TASK DIRECTIONS: Put the lines of the listing below into a numbered list, omitting any blank lines.
--- START INFORMATION PROVIDED ---
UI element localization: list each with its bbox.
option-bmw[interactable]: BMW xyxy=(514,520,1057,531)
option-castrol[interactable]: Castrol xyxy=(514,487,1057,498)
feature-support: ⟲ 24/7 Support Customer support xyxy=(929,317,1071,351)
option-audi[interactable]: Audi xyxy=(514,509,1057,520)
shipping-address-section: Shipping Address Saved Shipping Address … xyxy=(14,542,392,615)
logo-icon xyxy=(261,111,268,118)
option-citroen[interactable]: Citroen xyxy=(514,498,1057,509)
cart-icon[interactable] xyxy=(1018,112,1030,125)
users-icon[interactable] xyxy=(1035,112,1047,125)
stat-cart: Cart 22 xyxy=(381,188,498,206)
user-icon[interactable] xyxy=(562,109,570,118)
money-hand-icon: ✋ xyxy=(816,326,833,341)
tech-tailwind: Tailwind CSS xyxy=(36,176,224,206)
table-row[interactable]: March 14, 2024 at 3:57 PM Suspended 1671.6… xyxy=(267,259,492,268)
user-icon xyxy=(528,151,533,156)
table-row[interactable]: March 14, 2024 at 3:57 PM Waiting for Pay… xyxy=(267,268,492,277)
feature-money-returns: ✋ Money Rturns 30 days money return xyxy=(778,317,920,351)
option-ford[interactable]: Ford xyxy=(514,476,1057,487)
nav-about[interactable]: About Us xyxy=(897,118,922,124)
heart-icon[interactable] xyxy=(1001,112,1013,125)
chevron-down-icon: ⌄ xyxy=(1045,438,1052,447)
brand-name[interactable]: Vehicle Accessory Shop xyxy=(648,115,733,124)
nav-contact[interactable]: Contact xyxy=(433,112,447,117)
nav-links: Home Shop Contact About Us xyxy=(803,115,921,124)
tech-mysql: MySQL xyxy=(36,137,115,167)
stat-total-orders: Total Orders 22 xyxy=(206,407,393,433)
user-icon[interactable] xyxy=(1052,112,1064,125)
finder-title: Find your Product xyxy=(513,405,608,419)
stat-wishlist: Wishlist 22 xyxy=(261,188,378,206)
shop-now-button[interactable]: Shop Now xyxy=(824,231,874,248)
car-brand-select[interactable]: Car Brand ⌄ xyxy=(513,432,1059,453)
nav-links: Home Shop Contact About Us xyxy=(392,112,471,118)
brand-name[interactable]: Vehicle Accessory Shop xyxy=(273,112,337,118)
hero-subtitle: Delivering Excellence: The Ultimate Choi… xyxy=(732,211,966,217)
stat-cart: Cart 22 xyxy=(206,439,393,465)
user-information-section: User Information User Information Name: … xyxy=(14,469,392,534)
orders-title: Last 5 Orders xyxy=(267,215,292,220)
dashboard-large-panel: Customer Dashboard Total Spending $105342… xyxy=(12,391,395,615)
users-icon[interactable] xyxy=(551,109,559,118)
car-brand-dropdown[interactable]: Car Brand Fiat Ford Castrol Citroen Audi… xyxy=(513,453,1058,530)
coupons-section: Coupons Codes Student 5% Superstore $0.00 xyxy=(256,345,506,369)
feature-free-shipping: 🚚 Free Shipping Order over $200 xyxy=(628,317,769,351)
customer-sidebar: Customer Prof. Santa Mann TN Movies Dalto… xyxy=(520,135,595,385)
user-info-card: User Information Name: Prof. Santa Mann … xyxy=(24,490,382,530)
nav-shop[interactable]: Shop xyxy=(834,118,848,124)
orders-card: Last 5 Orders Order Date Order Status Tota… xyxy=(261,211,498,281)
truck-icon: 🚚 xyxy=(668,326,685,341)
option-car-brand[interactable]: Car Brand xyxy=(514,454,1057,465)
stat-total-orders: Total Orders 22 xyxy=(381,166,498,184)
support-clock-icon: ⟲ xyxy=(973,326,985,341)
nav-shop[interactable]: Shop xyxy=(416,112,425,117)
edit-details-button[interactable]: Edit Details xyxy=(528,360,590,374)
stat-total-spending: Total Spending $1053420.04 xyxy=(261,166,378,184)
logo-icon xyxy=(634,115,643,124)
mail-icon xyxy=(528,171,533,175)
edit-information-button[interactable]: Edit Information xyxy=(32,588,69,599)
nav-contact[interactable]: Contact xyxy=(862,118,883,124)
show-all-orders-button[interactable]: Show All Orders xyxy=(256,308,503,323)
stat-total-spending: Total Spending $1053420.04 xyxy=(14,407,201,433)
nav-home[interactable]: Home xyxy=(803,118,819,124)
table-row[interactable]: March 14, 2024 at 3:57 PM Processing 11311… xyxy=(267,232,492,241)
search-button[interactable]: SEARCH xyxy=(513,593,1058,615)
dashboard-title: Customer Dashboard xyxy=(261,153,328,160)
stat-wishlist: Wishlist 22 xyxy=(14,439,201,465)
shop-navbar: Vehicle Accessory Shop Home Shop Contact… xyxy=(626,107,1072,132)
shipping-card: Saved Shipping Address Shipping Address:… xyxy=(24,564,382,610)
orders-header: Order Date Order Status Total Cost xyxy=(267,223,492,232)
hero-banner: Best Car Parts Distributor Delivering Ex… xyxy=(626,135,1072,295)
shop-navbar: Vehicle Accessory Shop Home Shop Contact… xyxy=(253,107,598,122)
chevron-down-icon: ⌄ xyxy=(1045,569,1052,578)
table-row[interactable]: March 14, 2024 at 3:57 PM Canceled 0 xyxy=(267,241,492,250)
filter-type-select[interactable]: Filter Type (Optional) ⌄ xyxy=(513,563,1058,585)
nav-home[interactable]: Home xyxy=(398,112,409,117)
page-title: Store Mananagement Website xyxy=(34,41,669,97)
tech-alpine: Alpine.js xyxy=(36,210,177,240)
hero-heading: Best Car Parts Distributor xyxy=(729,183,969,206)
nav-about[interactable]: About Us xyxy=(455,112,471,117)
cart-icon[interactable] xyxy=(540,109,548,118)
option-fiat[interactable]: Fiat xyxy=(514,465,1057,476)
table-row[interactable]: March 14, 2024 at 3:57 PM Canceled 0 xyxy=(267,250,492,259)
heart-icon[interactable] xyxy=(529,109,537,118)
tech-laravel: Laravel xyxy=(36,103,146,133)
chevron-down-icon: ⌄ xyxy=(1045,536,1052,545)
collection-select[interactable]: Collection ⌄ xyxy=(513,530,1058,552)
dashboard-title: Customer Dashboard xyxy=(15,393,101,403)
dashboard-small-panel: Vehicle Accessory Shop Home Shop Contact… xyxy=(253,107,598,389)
--- END INFORMATION PROVIDED ---
FULL SOLUTION:
1. UI element localization: list each with its bbox.
2. option-bmw[interactable]: BMW xyxy=(514,520,1057,531)
3. option-castrol[interactable]: Castrol xyxy=(514,487,1057,498)
4. feature-support: ⟲ 24/7 Support Customer support xyxy=(929,317,1071,351)
5. option-audi[interactable]: Audi xyxy=(514,509,1057,520)
6. shipping-address-section: Shipping Address Saved Shipping Address … xyxy=(14,542,392,615)
7. logo-icon xyxy=(261,111,268,118)
8. option-citroen[interactable]: Citroen xyxy=(514,498,1057,509)
9. cart-icon[interactable] xyxy=(1018,112,1030,125)
10. users-icon[interactable] xyxy=(1035,112,1047,125)
11. stat-cart: Cart 22 xyxy=(381,188,498,206)
12. user-icon[interactable] xyxy=(562,109,570,118)
13. money-hand-icon: ✋ xyxy=(816,326,833,341)
14. tech-tailwind: Tailwind CSS xyxy=(36,176,224,206)
15. table-row[interactable]: March 14, 2024 at 3:57 PM Suspended 1671.6… xyxy=(267,259,492,268)
16. user-icon xyxy=(528,151,533,156)
17. table-row[interactable]: March 14, 2024 at 3:57 PM Waiting for Pay… xyxy=(267,268,492,277)
18. feature-money-returns: ✋ Money Rturns 30 days money return xyxy=(778,317,920,351)
19. option-ford[interactable]: Ford xyxy=(514,476,1057,487)
20. nav-about[interactable]: About Us xyxy=(897,118,922,124)
21. heart-icon[interactable] xyxy=(1001,112,1013,125)
22. chevron-down-icon: ⌄ xyxy=(1045,438,1052,447)
23. brand-name[interactable]: Vehicle Accessory Shop xyxy=(648,115,733,124)
24. nav-contact[interactable]: Contact xyxy=(433,112,447,117)
25. nav-links: Home Shop Contact About Us xyxy=(803,115,921,124)
26. tech-mysql: MySQL xyxy=(36,137,115,167)
27. stat-total-orders: Total Orders 22 xyxy=(206,407,393,433)
28. user-icon[interactable] xyxy=(1052,112,1064,125)
29. finder-title: Find your Product xyxy=(513,405,608,419)
30. stat-wishlist: Wishlist 22 xyxy=(261,188,378,206)
31. shop-now-button[interactable]: Shop Now xyxy=(824,231,874,248)
32. car-brand-select[interactable]: Car Brand ⌄ xyxy=(513,432,1059,453)
33. nav-links: Home Shop Contact About Us xyxy=(392,112,471,118)
34. brand-name[interactable]: Vehicle Accessory Shop xyxy=(273,112,337,118)
35. hero-subtitle: Delivering Excellence: The Ultimate Choi… xyxy=(732,211,966,217)
36. stat-cart: Cart 22 xyxy=(206,439,393,465)
37. user-information-section: User Information User Information Name: … xyxy=(14,469,392,534)
38. orders-title: Last 5 Orders xyxy=(267,215,292,220)
39. dashboard-large-panel: Customer Dashboard Total Spending $105342… xyxy=(12,391,395,615)
40. users-icon[interactable] xyxy=(551,109,559,118)
41. car-brand-dropdown[interactable]: Car Brand Fiat Ford Castrol Citroen Audi… xyxy=(513,453,1058,530)
42. coupons-section: Coupons Codes Student 5% Superstore $0.00 xyxy=(256,345,506,369)
43. feature-free-shipping: 🚚 Free Shipping Order over $200 xyxy=(628,317,769,351)
44. customer-sidebar: Customer Prof. Santa Mann TN Movies Dalto… xyxy=(520,135,595,385)
45. user-info-card: User Information Name: Prof. Santa Mann … xyxy=(24,490,382,530)
46. nav-shop[interactable]: Shop xyxy=(834,118,848,124)
47. orders-card: Last 5 Orders Order Date Order Status Tota… xyxy=(261,211,498,281)
48. truck-icon: 🚚 xyxy=(668,326,685,341)
49. option-car-brand[interactable]: Car Brand xyxy=(514,454,1057,465)
50. stat-total-orders: Total Orders 22 xyxy=(381,166,498,184)
51. support-clock-icon: ⟲ xyxy=(973,326,985,341)
52. nav-shop[interactable]: Shop xyxy=(416,112,425,117)
53. edit-details-button[interactable]: Edit Details xyxy=(528,360,590,374)
54. stat-total-spending: Total Spending $1053420.04 xyxy=(261,166,378,184)
55. logo-icon xyxy=(634,115,643,124)
56. mail-icon xyxy=(528,171,533,175)
57. edit-information-button[interactable]: Edit Information xyxy=(32,588,69,599)
58. nav-contact[interactable]: Contact xyxy=(862,118,883,124)
59. show-all-orders-button[interactable]: Show All Orders xyxy=(256,308,503,323)
60. stat-total-spending: Total Spending $1053420.04 xyxy=(14,407,201,433)
61. nav-home[interactable]: Home xyxy=(803,118,819,124)
62. table-row[interactable]: March 14, 2024 at 3:57 PM Processing 11311… xyxy=(267,232,492,241)
63. search-button[interactable]: SEARCH xyxy=(513,593,1058,615)
64. dashboard-title: Customer Dashboard xyxy=(261,153,328,160)
65. stat-wishlist: Wishlist 22 xyxy=(14,439,201,465)
66. shop-navbar: Vehicle Accessory Shop Home Shop Contact… xyxy=(626,107,1072,132)
67. shipping-card: Saved Shipping Address Shipping Address:… xyxy=(24,564,382,610)
68. orders-header: Order Date Order Status Total Cost xyxy=(267,223,492,232)
69. hero-banner: Best Car Parts Distributor Delivering Ex… xyxy=(626,135,1072,295)
70. shop-navbar: Vehicle Accessory Shop Home Shop Contact… xyxy=(253,107,598,122)
71. chevron-down-icon: ⌄ xyxy=(1045,569,1052,578)
72. table-row[interactable]: March 14, 2024 at 3:57 PM Canceled 0 xyxy=(267,241,492,250)
73. filter-type-select[interactable]: Filter Type (Optional) ⌄ xyxy=(513,563,1058,585)
74. nav-home[interactable]: Home xyxy=(398,112,409,117)
75. page-title: Store Mananagement Website xyxy=(34,41,669,97)
76. tech-alpine: Alpine.js xyxy=(36,210,177,240)
77. hero-heading: Best Car Parts Distributor xyxy=(729,183,969,206)
78. nav-about[interactable]: About Us xyxy=(455,112,471,117)
79. cart-icon[interactable] xyxy=(540,109,548,118)
80. option-fiat[interactable]: Fiat xyxy=(514,465,1057,476)
81. table-row[interactable]: March 14, 2024 at 3:57 PM Canceled 0 xyxy=(267,250,492,259)
82. heart-icon[interactable] xyxy=(529,109,537,118)
83. tech-laravel: Laravel xyxy=(36,103,146,133)
84. chevron-down-icon: ⌄ xyxy=(1045,536,1052,545)
85. collection-select[interactable]: Collection ⌄ xyxy=(513,530,1058,552)
86. dashboard-title: Customer Dashboard xyxy=(15,393,101,403)
87. dashboard-small-panel: Vehicle Accessory Shop Home Shop Contact… xyxy=(253,107,598,389)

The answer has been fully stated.